* [GIVEN INSTRUCTION] Copy out each line of the material below with no changes.
----- SUPPLIED RECORDS -----
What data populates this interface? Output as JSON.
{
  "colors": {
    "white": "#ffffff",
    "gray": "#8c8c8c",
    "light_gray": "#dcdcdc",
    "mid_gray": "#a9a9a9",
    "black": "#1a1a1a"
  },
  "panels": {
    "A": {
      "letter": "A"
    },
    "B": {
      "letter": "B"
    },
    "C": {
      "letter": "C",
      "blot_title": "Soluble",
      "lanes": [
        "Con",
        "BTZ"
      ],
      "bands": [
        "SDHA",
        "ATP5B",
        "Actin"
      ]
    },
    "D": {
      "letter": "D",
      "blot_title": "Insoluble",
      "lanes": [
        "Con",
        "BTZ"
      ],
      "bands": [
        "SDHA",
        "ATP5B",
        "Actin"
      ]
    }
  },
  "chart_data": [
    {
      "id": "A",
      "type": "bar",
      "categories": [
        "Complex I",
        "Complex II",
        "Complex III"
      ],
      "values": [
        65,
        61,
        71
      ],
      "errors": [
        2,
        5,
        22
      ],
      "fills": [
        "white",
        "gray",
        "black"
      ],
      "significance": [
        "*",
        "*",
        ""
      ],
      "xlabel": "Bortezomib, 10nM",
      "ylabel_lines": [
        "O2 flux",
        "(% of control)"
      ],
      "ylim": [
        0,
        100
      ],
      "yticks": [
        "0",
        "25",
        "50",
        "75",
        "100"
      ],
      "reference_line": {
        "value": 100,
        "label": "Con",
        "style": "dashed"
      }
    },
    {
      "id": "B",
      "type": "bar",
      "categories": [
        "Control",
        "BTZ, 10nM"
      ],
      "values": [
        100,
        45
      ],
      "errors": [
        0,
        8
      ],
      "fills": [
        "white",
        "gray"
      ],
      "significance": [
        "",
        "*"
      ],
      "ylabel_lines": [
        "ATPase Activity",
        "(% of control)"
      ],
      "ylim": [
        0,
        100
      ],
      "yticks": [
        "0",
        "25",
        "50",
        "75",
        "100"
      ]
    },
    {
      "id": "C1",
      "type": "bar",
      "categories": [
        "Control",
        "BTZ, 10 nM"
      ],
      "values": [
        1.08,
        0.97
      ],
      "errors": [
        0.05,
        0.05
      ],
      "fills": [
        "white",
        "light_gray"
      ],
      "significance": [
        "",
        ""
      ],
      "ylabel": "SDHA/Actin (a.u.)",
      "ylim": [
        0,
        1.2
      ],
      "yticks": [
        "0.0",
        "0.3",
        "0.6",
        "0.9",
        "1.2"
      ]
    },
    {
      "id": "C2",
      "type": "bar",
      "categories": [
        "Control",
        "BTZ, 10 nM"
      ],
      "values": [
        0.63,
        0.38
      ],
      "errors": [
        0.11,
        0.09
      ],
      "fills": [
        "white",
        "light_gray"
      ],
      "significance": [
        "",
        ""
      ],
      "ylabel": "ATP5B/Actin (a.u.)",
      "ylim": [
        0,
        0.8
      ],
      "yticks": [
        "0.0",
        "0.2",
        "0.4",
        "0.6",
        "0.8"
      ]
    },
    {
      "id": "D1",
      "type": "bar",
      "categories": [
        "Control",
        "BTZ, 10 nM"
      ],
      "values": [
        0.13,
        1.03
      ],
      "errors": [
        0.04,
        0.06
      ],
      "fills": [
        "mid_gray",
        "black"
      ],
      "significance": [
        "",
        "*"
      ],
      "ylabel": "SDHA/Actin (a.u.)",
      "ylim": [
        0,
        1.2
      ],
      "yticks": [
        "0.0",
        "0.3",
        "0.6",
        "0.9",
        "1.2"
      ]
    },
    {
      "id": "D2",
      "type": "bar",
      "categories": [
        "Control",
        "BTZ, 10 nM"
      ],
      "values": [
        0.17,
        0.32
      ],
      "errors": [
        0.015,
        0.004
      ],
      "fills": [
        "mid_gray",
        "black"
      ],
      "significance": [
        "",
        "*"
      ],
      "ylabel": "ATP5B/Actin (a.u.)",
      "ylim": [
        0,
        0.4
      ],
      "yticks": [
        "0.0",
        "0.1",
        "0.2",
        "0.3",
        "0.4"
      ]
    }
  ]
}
-----
* [THE REPLY]
What data populates this interface? Output as JSON.
{
  "colors": {
    "white": "#ffffff",
    "gray": "#8c8c8c",
    "light_gray": "#dcdcdc",
    "mid_gray": "#a9a9a9",
    "black": "#1a1a1a"
  },
  "panels": {
    "A": {
      "letter": "A"
    },
    "B": {
      "letter": "B"
    },
    "C": {
      "letter": "C",
      "blot_title": "Soluble",
      "lanes": [
        "Con",
        "BTZ"
      ],
      "bands": [
        "SDHA",
        "ATP5B",
        "Actin"
      ]
    },
    "D": {
      "letter": "D",
      "blot_title": "Insoluble",
      "lanes": [
        "Con",
        "BTZ"
      ],
      "bands": [
        "SDHA",
        "ATP5B",
        "Actin"
      ]
    }
  },
  "chart_data": [
    {
      "id": "A",
      "type": "bar",
      "categories": [
        "Complex I",
        "Complex II",
        "Complex III"
      ],
      "values": [
        65,
        61,
        71
      ],
      "errors": [
        2,
        5,
        22
      ],
      "fills": [
        "white",
        "gray",
        "black"
      ],
      "significance": [
        "*",
        "*",
        ""
      ],
      "xlabel": "Bortezomib, 10nM",
      "ylabel_lines": [
        "O2 flux",
        "(% of control)"
      ],
      "ylim": [
        0,
        100
      ],
      "yticks": [
        "0",
        "25",
        "50",
        "75",
        "100"
      ],
      "reference_line": {
        "value": 100,
        "label": "Con",
        "style": "dashed"
      }
    },
    {
      "id": "B",
      "type": "bar",
      "categories": [
        "Control",
        "BTZ, 10nM"
      ],
      "values": [
        100,
        45
      ],
      "errors": [
        0,
        8
      ],
      "fills": [
        "white",
        "gray"
      ],
      "significance": [
        "",
        "*"
      ],
      "ylabel_lines": [
        "ATPase Activity",
        "(% of control)"
      ],
      "ylim": [
        0,
        100
      ],
      "yticks": [
        "0",
        "25",
        "50",
        "75",
        "100"
      ]
    },
    {
      "id": "C1",
      "type": "bar",
      "categories": [
        "Control",
        "BTZ, 10 nM"
      ],
      "values": [
        1.08,
        0.97
      ],
      "errors": [
        0.05,
        0.05
      ],
      "fills": [
        "white",
        "light_gray"
      ],
      "significance": [
        "",
        ""
      ],
      "ylabel": "SDHA/Actin (a.u.)",
      "ylim": [
        0,
        1.2
      ],
      "yticks": [
        "0.0",
        "0.3",
        "0.6",
        "0.9",
        "1.2"
      ]
    },
    {
      "id": "C2",
      "type": "bar",
      "categories": [
        "Control",
        "BTZ, 10 nM"
      ],
      "values": [
        0.63,
        0.38
      ],
      "errors": [
        0.11,
        0.09
      ],
      "fills": [
        "white",
        "light_gray"
      ],
      "significance": [
        "",
        ""
      ],
      "ylabel": "ATP5B/Actin (a.u.)",
      "ylim": [
        0,
        0.8
      ],
      "yticks": [
        "0.0",
        "0.2",
        "0.4",
        "0.6",
        "0.8"
      ]
    },
    {
      "id": "D1",
      "type": "bar",
      "categories": [
        "Control",
        "BTZ, 10 nM"
      ],
      "values": [
        0.13,
        1.03
      ],
      "errors": [
        0.04,
        0.06
      ],
      "fills": [
        "mid_gray",
        "black"
      ],
      "significance": [
        "",
        "*"
      ],
      "ylabel": "SDHA/Actin (a.u.)",
      "ylim": [
        0,
        1.2
      ],
      "yticks": [
        "0.0",
        "0.3",
        "0.6",
        "0.9",
        "1.2"
      ]
    },
    {
      "id": "D2",
      "type": "bar",
      "categories": [
        "Control",
        "BTZ, 10 nM"
      ],
      "values": [
        0.17,
        0.32
      ],
      "errors": [
        0.015,
        0.004
      ],
      "fills": [
        "mid_gray",
        "black"
      ],
      "significance": [
        "",
        "*"
      ],
      "ylabel": "ATP5B/Actin (a.u.)",
      "ylim": [
        0,
        0.4
      ],
      "yticks": [
        "0.0",
        "0.1",
        "0.2",
        "0.3",
        "0.4"
      ]
    }
  ]
}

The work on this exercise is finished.